**Description of the task:** Copy all of the material below exactly.

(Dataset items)
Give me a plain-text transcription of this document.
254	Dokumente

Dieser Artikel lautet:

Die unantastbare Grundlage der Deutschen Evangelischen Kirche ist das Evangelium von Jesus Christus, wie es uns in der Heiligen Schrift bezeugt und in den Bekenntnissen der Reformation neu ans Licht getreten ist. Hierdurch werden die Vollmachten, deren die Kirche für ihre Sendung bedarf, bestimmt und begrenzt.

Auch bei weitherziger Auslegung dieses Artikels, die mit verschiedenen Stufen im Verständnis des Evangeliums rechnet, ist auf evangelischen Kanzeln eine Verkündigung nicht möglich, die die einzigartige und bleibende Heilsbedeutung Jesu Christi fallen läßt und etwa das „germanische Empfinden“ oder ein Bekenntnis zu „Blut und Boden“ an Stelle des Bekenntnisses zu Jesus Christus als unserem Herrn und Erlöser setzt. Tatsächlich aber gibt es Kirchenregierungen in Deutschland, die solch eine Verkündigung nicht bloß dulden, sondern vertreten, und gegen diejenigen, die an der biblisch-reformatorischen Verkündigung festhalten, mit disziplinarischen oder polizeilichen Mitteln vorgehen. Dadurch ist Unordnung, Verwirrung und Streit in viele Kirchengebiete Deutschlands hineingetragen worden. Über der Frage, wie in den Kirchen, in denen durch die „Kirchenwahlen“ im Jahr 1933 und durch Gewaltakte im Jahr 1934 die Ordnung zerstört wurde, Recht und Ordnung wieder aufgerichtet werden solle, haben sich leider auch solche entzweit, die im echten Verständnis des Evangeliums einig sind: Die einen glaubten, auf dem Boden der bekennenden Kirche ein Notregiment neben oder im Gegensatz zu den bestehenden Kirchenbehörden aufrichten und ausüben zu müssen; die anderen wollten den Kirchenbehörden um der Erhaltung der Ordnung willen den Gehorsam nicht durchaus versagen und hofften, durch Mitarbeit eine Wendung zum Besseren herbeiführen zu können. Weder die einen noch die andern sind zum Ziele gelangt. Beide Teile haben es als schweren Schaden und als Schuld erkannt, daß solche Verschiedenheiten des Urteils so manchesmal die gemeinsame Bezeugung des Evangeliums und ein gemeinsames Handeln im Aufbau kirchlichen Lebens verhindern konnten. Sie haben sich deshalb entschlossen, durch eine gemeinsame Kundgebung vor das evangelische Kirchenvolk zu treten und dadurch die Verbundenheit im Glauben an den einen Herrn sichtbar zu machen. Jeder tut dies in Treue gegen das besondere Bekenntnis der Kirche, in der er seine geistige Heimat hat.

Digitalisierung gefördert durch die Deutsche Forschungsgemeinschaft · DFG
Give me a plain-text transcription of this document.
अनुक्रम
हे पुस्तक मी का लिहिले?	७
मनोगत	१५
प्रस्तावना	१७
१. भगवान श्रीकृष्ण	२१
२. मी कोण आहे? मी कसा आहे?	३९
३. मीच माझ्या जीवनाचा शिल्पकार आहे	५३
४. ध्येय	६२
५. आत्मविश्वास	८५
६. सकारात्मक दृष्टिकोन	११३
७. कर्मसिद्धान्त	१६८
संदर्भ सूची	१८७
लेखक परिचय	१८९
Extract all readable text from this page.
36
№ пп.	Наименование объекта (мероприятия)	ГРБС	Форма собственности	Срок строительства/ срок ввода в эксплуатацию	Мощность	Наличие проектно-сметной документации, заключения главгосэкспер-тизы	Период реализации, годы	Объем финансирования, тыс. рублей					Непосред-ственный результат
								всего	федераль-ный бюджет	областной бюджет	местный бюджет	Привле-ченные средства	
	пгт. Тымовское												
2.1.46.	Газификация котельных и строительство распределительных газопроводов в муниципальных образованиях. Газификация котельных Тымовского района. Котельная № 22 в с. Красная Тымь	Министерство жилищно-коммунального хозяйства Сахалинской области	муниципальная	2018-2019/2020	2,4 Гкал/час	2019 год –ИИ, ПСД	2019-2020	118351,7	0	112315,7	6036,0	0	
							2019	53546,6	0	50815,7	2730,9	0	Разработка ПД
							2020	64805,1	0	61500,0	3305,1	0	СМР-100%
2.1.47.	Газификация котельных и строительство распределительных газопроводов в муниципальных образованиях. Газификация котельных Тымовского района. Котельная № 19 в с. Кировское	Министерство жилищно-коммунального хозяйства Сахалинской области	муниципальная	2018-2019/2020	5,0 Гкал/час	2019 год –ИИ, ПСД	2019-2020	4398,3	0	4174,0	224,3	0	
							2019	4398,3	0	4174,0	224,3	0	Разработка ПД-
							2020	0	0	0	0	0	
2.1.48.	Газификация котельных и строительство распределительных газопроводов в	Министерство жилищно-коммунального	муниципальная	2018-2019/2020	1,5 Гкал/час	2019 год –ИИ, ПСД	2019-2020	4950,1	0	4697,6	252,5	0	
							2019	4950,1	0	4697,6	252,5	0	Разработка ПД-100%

**Full solution:**
Give me a plain-text transcription of this document.
254	Dokumente

Dieser Artikel lautet:

Die unantastbare Grundlage der Deutschen Evangelischen Kirche ist das Evangelium von Jesus Christus, wie es uns in der Heiligen Schrift bezeugt und in den Bekenntnissen der Reformation neu ans Licht getreten ist. Hierdurch werden die Vollmachten, deren die Kirche für ihre Sendung bedarf, bestimmt und begrenzt.

Auch bei weitherziger Auslegung dieses Artikels, die mit verschiedenen Stufen im Verständnis des Evangeliums rechnet, ist auf evangelischen Kanzeln eine Verkündigung nicht möglich, die die einzigartige und bleibende Heilsbedeutung Jesu Christi fallen läßt und etwa das „germanische Empfinden“ oder ein Bekenntnis zu „Blut und Boden“ an Stelle des Bekenntnisses zu Jesus Christus als unserem Herrn und Erlöser setzt. Tatsächlich aber gibt es Kirchenregierungen in Deutschland, die solch eine Verkündigung nicht bloß dulden, sondern vertreten, und gegen diejenigen, die an der biblisch-reformatorischen Verkündigung festhalten, mit disziplinarischen oder polizeilichen Mitteln vorgehen. Dadurch ist Unordnung, Verwirrung und Streit in viele Kirchengebiete Deutschlands hineingetragen worden. Über der Frage, wie in den Kirchen, in denen durch die „Kirchenwahlen“ im Jahr 1933 und durch Gewaltakte im Jahr 1934 die Ordnung zerstört wurde, Recht und Ordnung wieder aufgerichtet werden solle, haben sich leider auch solche entzweit, die im echten Verständnis des Evangeliums einig sind: Die einen glaubten, auf dem Boden der bekennenden Kirche ein Notregiment neben oder im Gegensatz zu den bestehenden Kirchenbehörden aufrichten und ausüben zu müssen; die anderen wollten den Kirchenbehörden um der Erhaltung der Ordnung willen den Gehorsam nicht durchaus versagen und hofften, durch Mitarbeit eine Wendung zum Besseren herbeiführen zu können. Weder die einen noch die andern sind zum Ziele gelangt. Beide Teile haben es als schweren Schaden und als Schuld erkannt, daß solche Verschiedenheiten des Urteils so manchesmal die gemeinsame Bezeugung des Evangeliums und ein gemeinsames Handeln im Aufbau kirchlichen Lebens verhindern konnten. Sie haben sich deshalb entschlossen, durch eine gemeinsame Kundgebung vor das evangelische Kirchenvolk zu treten und dadurch die Verbundenheit im Glauben an den einen Herrn sichtbar zu machen. Jeder tut dies in Treue gegen das besondere Bekenntnis der Kirche, in der er seine geistige Heimat hat.

Digitalisierung gefördert durch die Deutsche Forschungsgemeinschaft · DFG
Give me a plain-text transcription of this document.
अनुक्रम
हे पुस्तक मी का लिहिले?	७
मनोगत	१५
प्रस्तावना	१७
१. भगवान श्रीकृष्ण	२१
२. मी कोण आहे? मी कसा आहे?	३९
३. मीच माझ्या जीवनाचा शिल्पकार आहे	५३
४. ध्येय	६२
५. आत्मविश्वास	८५
६. सकारात्मक दृष्टिकोन	११३
७. कर्मसिद्धान्त	१६८
संदर्भ सूची	१८७
लेखक परिचय	१८९
Extract all readable text from this page.
36
№ пп.	Наименование объекта (мероприятия)	ГРБС	Форма собственности	Срок строительства/ срок ввода в эксплуатацию	Мощность	Наличие проектно-сметной документации, заключения главгосэкспер-тизы	Период реализации, годы	Объем финансирования, тыс. рублей					Непосред-ственный результат
								всего	федераль-ный бюджет	областной бюджет	местный бюджет	Привле-ченные средства	
	пгт. Тымовское												
2.1.46.	Газификация котельных и строительство распределительных газопроводов в муниципальных образованиях. Газификация котельных Тымовского района. Котельная № 22 в с. Красная Тымь	Министерство жилищно-коммунального хозяйства Сахалинской области	муниципальная	2018-2019/2020	2,4 Гкал/час	2019 год –ИИ, ПСД	2019-2020	118351,7	0	112315,7	6036,0	0	
							2019	53546,6	0	50815,7	2730,9	0	Разработка ПД
							2020	64805,1	0	61500,0	3305,1	0	СМР-100%
2.1.47.	Газификация котельных и строительство распределительных газопроводов в муниципальных образованиях. Газификация котельных Тымовского района. Котельная № 19 в с. Кировское	Министерство жилищно-коммунального хозяйства Сахалинской области	муниципальная	2018-2019/2020	5,0 Гкал/час	2019 год –ИИ, ПСД	2019-2020	4398,3	0	4174,0	224,3	0	
							2019	4398,3	0	4174,0	224,3	0	Разработка ПД-
							2020	0	0	0	0	0	
2.1.48.	Газификация котельных и строительство распределительных газопроводов в	Министерство жилищно-коммунального	муниципальная	2018-2019/2020	1,5 Гкал/час	2019 год –ИИ, ПСД	2019-2020	4950,1	0	4697,6	252,5	0	
							2019	4950,1	0	4697,6	252,5	0	Разработка ПД-100%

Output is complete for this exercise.